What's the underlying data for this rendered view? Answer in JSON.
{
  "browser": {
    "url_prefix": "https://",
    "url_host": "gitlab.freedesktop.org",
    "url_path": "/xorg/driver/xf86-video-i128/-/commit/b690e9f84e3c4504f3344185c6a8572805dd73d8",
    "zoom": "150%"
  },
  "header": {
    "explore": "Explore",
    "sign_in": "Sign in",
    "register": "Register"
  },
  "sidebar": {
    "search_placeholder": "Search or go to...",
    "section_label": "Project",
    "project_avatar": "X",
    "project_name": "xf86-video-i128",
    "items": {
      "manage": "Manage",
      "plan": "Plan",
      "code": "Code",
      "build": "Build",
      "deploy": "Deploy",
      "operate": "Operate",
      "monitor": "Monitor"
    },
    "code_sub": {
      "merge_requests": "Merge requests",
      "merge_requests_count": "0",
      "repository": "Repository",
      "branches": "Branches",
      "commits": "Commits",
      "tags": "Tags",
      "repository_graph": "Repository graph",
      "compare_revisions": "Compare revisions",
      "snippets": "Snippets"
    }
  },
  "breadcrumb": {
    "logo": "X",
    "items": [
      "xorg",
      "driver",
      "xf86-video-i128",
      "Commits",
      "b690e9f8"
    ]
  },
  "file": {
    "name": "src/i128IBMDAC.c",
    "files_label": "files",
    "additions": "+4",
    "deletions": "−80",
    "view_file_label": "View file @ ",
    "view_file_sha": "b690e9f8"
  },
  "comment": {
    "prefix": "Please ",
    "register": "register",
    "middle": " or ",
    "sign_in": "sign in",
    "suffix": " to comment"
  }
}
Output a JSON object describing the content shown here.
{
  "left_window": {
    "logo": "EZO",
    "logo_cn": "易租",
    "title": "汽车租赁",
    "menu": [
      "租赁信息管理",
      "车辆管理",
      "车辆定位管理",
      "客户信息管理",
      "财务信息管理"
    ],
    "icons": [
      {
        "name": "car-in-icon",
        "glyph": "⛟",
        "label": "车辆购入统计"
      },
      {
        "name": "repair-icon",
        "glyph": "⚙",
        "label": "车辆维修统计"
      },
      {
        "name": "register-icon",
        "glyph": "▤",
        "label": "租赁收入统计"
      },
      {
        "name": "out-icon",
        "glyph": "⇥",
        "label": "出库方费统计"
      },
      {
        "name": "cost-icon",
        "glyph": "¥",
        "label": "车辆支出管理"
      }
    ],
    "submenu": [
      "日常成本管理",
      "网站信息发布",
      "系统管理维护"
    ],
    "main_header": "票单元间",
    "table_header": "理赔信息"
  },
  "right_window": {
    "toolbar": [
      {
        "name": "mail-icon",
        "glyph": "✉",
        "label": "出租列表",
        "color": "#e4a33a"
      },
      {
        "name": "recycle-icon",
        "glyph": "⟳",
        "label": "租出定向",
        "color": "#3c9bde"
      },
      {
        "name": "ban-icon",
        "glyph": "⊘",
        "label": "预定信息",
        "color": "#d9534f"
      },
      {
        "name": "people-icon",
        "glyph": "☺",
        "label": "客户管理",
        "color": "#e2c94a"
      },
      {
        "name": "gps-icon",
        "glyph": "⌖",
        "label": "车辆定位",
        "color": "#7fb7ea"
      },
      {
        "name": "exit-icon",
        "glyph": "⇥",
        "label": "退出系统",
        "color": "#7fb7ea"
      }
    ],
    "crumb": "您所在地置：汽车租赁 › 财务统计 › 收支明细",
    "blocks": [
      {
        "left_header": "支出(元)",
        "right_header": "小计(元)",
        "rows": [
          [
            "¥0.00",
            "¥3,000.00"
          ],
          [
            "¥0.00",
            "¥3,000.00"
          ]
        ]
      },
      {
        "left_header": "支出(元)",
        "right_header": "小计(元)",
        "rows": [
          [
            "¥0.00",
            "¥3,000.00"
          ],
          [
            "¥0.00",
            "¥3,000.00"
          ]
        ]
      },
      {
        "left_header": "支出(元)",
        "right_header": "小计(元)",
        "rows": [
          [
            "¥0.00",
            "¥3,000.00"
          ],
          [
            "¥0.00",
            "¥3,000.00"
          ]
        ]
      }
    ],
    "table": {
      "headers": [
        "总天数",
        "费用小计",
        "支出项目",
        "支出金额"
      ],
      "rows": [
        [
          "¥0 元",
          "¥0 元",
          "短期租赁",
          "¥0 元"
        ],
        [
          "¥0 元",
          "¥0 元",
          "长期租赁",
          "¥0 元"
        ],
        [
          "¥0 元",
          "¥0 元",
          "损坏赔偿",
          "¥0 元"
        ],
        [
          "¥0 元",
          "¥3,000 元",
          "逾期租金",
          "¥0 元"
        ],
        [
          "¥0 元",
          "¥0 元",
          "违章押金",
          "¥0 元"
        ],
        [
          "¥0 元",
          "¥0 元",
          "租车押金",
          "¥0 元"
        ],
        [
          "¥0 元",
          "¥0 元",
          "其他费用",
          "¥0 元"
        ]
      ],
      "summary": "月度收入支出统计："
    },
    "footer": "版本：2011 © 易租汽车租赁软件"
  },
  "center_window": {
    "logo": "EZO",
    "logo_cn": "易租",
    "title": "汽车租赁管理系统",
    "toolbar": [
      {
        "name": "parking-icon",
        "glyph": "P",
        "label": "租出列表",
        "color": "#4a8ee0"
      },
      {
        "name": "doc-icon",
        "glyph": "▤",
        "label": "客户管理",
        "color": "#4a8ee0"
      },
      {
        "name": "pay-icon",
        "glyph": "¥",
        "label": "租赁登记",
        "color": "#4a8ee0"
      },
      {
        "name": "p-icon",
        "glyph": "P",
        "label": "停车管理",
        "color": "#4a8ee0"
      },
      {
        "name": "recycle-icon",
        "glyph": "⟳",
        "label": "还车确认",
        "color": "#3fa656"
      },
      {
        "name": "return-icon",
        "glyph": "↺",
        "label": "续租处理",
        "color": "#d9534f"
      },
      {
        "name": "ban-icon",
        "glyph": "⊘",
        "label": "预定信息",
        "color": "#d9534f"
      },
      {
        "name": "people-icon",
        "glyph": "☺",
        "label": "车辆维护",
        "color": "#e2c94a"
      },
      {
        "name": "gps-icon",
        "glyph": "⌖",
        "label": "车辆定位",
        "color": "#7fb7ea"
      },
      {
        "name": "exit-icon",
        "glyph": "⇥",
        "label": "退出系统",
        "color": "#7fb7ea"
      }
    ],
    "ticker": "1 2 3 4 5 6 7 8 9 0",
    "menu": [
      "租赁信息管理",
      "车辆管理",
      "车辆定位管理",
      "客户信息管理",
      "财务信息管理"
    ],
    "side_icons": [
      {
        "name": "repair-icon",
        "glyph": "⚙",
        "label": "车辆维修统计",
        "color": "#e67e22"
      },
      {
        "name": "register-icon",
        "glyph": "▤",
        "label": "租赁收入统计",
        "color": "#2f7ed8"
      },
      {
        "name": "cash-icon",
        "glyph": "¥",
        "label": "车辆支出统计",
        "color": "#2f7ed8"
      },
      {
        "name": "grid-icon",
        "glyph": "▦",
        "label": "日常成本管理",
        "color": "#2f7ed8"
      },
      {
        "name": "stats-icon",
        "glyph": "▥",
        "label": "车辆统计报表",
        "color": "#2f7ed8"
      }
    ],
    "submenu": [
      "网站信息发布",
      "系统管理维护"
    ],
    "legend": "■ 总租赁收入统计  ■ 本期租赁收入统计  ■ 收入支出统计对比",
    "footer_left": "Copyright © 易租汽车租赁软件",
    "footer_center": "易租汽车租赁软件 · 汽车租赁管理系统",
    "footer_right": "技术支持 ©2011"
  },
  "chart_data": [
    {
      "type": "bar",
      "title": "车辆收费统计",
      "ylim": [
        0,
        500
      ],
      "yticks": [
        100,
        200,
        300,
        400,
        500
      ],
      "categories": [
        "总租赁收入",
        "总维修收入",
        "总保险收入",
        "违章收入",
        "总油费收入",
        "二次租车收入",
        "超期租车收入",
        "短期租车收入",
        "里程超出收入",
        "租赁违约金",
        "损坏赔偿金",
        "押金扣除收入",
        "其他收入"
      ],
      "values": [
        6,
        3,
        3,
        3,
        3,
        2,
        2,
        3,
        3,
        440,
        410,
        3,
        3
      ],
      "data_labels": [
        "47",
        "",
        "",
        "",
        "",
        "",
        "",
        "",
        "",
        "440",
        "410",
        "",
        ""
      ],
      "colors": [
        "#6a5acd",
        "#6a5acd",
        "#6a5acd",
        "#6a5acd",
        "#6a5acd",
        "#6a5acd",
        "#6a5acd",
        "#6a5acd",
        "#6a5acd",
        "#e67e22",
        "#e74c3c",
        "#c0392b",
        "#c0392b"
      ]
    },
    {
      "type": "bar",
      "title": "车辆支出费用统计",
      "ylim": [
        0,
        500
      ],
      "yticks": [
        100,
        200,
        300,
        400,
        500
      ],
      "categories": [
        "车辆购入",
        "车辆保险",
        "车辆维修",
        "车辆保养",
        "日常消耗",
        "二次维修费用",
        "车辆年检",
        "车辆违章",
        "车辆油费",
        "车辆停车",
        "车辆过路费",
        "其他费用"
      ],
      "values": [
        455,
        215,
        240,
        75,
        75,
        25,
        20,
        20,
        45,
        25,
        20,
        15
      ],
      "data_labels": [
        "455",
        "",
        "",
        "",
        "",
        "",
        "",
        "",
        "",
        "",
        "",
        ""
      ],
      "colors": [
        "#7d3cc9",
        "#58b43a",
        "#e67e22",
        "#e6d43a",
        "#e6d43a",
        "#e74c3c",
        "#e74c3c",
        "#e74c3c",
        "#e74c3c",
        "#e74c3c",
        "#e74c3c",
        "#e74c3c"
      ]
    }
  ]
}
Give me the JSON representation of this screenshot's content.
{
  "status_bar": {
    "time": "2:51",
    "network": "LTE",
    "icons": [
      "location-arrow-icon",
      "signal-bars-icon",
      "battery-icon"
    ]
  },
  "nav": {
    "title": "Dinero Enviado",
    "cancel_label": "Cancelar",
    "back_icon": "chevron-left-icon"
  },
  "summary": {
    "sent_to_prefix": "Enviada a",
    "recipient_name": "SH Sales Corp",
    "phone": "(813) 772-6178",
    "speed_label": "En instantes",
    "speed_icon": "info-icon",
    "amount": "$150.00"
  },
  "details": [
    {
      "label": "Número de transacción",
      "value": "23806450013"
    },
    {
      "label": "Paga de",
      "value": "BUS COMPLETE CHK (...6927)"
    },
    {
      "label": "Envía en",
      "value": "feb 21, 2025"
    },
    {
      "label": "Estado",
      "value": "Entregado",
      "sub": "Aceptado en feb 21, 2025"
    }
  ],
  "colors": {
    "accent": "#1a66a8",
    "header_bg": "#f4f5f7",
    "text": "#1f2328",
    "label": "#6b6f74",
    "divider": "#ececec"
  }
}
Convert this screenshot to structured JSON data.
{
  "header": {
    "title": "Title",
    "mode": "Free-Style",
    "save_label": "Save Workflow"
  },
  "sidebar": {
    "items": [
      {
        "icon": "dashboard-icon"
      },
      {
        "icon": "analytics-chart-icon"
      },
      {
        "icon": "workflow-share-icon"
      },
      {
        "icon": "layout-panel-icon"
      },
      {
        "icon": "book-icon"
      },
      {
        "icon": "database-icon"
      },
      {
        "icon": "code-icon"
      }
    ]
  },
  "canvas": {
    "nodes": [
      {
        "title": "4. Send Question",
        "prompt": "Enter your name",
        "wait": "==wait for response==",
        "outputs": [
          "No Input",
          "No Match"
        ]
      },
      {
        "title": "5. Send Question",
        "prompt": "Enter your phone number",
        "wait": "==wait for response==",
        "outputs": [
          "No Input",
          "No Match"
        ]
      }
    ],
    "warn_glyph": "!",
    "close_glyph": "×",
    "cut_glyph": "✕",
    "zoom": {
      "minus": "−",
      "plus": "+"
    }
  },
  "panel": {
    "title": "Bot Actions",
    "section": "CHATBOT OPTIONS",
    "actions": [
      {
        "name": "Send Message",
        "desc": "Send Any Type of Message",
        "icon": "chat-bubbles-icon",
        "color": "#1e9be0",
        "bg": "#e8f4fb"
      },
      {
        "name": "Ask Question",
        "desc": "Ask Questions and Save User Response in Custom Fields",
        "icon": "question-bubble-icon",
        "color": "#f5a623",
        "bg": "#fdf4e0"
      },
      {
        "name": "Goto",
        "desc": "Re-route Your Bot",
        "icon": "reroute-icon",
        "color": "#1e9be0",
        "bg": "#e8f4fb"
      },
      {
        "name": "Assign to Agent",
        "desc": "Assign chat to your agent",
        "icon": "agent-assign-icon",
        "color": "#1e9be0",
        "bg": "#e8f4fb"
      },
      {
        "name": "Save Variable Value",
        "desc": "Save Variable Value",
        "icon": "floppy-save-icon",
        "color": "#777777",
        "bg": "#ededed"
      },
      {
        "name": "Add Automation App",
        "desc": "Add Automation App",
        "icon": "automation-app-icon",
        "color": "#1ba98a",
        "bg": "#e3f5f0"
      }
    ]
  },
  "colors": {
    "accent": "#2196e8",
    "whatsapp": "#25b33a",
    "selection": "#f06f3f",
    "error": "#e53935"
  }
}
• • • • • • •
• REQUIRED TASK:
Select every line in the material above where the string "Send" occurs, and copy it.

• FULL SOLUTION:
        "title": "4. Send Question",
        "title": "5. Send Question",
        "name": "Send Message",
        "desc": "Send Any Type of Message",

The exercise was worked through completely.